Pick out every line holding the string "Push" and copy it.

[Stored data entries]
....

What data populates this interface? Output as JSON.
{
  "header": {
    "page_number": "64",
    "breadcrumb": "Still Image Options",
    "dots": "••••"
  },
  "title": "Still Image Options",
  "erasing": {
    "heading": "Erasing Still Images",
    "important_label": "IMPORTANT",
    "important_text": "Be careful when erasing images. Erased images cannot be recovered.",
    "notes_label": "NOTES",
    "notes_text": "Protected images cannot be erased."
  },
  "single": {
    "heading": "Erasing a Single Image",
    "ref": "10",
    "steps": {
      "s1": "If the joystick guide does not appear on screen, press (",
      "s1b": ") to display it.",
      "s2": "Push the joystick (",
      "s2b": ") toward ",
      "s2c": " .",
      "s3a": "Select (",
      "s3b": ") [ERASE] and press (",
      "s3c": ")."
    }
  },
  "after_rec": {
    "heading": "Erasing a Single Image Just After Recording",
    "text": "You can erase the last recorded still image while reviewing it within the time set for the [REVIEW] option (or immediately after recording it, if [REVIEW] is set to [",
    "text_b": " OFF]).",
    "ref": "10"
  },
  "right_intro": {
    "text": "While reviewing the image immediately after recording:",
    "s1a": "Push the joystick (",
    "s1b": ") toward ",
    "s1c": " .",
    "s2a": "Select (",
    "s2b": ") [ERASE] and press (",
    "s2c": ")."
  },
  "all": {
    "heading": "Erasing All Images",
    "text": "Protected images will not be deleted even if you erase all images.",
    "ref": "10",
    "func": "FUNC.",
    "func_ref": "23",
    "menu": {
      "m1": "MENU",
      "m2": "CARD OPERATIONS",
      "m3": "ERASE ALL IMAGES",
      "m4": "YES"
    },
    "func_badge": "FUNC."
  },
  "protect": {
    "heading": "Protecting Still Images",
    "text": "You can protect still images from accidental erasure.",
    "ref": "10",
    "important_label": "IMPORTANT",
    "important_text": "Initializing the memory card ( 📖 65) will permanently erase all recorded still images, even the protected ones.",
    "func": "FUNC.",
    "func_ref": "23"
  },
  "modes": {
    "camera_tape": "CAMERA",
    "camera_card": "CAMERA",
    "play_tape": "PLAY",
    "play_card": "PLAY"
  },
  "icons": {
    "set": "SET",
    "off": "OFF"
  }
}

....

● **Completed task**
      "s2": "Push the joystick (",
    "s1a": "Push the joystick (",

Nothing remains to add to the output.